Records about charts and figures
* * * *
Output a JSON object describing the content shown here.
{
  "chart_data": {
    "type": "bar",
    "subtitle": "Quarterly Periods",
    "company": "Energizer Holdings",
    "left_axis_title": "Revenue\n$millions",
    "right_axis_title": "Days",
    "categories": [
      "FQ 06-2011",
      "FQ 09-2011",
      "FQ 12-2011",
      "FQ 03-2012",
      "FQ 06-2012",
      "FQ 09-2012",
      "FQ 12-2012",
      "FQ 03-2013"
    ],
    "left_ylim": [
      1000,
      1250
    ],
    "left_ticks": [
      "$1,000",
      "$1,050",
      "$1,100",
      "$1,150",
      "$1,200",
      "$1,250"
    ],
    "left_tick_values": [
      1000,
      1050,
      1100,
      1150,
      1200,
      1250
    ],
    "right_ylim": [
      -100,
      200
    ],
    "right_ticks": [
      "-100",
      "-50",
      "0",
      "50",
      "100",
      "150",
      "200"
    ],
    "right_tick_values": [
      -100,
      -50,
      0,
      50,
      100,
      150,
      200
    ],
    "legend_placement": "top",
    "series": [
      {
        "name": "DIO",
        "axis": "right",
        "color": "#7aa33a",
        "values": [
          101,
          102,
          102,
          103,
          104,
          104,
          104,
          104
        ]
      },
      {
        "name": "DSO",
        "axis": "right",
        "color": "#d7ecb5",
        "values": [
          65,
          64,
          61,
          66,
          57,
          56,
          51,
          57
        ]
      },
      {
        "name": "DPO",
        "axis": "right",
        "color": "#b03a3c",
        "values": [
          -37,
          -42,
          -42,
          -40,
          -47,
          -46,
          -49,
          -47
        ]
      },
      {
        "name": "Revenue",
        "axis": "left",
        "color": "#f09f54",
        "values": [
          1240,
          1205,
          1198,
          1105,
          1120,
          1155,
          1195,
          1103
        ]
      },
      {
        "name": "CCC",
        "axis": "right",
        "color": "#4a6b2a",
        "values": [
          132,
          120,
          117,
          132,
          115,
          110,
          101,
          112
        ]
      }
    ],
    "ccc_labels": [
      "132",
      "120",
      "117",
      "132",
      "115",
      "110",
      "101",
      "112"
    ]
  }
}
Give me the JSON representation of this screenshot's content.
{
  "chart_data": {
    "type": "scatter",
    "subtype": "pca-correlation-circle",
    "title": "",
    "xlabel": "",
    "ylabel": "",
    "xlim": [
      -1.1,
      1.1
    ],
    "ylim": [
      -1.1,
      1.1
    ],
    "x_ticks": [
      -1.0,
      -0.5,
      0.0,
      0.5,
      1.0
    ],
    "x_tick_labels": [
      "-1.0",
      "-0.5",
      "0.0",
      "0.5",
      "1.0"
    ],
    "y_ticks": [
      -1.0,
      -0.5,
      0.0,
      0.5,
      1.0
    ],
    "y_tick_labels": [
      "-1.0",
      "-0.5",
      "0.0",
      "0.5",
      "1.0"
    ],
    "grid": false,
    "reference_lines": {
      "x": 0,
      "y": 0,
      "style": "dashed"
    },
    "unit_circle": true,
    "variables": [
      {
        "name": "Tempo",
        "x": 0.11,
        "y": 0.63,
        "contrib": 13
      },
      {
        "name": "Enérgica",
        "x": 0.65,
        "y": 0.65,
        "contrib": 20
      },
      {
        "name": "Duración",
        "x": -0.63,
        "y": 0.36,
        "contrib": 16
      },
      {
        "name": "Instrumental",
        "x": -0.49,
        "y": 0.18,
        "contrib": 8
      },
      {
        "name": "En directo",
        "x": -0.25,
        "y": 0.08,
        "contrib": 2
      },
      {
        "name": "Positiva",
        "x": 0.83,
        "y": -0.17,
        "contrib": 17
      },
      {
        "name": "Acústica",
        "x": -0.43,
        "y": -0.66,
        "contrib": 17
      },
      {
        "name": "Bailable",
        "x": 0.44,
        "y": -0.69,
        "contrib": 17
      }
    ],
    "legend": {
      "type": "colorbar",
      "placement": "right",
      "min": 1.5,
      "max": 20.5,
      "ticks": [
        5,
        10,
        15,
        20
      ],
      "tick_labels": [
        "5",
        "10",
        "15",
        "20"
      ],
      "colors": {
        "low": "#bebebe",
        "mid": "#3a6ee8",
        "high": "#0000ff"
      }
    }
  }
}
* * * *
Every line of the material must be returned exactly as it appears.

Output a JSON object describing the content shown here.
{
  "chart_data": {
    "type": "bar",
    "subtitle": "Quarterly Periods",
    "company": "Energizer Holdings",
    "left_axis_title": "Revenue\n$millions",
    "right_axis_title": "Days",
    "categories": [
      "FQ 06-2011",
      "FQ 09-2011",
      "FQ 12-2011",
      "FQ 03-2012",
      "FQ 06-2012",
      "FQ 09-2012",
      "FQ 12-2012",
      "FQ 03-2013"
    ],
    "left_ylim": [
      1000,
      1250
    ],
    "left_ticks": [
      "$1,000",
      "$1,050",
      "$1,100",
      "$1,150",
      "$1,200",
      "$1,250"
    ],
    "left_tick_values": [
      1000,
      1050,
      1100,
      1150,
      1200,
      1250
    ],
    "right_ylim": [
      -100,
      200
    ],
    "right_ticks": [
      "-100",
      "-50",
      "0",
      "50",
      "100",
      "150",
      "200"
    ],
    "right_tick_values": [
      -100,
      -50,
      0,
      50,
      100,
      150,
      200
    ],
    "legend_placement": "top",
    "series": [
      {
        "name": "DIO",
        "axis": "right",
        "color": "#7aa33a",
        "values": [
          101,
          102,
          102,
          103,
          104,
          104,
          104,
          104
        ]
      },
      {
        "name": "DSO",
        "axis": "right",
        "color": "#d7ecb5",
        "values": [
          65,
          64,
          61,
          66,
          57,
          56,
          51,
          57
        ]
      },
      {
        "name": "DPO",
        "axis": "right",
        "color": "#b03a3c",
        "values": [
          -37,
          -42,
          -42,
          -40,
          -47,
          -46,
          -49,
          -47
        ]
      },
      {
        "name": "Revenue",
        "axis": "left",
        "color": "#f09f54",
        "values": [
          1240,
          1205,
          1198,
          1105,
          1120,
          1155,
          1195,
          1103
        ]
      },
      {
        "name": "CCC",
        "axis": "right",
        "color": "#4a6b2a",
        "values": [
          132,
          120,
          117,
          132,
          115,
          110,
          101,
          112
        ]
      }
    ],
    "ccc_labels": [
      "132",
      "120",
      "117",
      "132",
      "115",
      "110",
      "101",
      "112"
    ]
  }
}
Give me the JSON representation of this screenshot's content.
{
  "chart_data": {
    "type": "scatter",
    "subtype": "pca-correlation-circle",
    "title": "",
    "xlabel": "",
    "ylabel": "",
    "xlim": [
      -1.1,
      1.1
    ],
    "ylim": [
      -1.1,
      1.1
    ],
    "x_ticks": [
      -1.0,
      -0.5,
      0.0,
      0.5,
      1.0
    ],
    "x_tick_labels": [
      "-1.0",
      "-0.5",
      "0.0",
      "0.5",
      "1.0"
    ],
    "y_ticks": [
      -1.0,
      -0.5,
      0.0,
      0.5,
      1.0
    ],
    "y_tick_labels": [
      "-1.0",
      "-0.5",
      "0.0",
      "0.5",
      "1.0"
    ],
    "grid": false,
    "reference_lines": {
      "x": 0,
      "y": 0,
      "style": "dashed"
    },
    "unit_circle": true,
    "variables": [
      {
        "name": "Tempo",
        "x": 0.11,
        "y": 0.63,
        "contrib": 13
      },
      {
        "name": "Enérgica",
        "x": 0.65,
        "y": 0.65,
        "contrib": 20
      },
      {
        "name": "Duración",
        "x": -0.63,
        "y": 0.36,
        "contrib": 16
      },
      {
        "name": "Instrumental",
        "x": -0.49,
        "y": 0.18,
        "contrib": 8
      },
      {
        "name": "En directo",
        "x": -0.25,
        "y": 0.08,
        "contrib": 2
      },
      {
        "name": "Positiva",
        "x": 0.83,
        "y": -0.17,
        "contrib": 17
      },
      {
        "name": "Acústica",
        "x": -0.43,
        "y": -0.66,
        "contrib": 17
      },
      {
        "name": "Bailable",
        "x": 0.44,
        "y": -0.69,
        "contrib": 17
      }
    ],
    "legend": {
      "type": "colorbar",
      "placement": "right",
      "min": 1.5,
      "max": 20.5,
      "ticks": [
        5,
        10,
        15,
        20
      ],
      "tick_labels": [
        "5",
        "10",
        "15",
        "20"
      ],
      "colors": {
        "low": "#bebebe",
        "mid": "#3a6ee8",
        "high": "#0000ff"
      }
    }
  }
}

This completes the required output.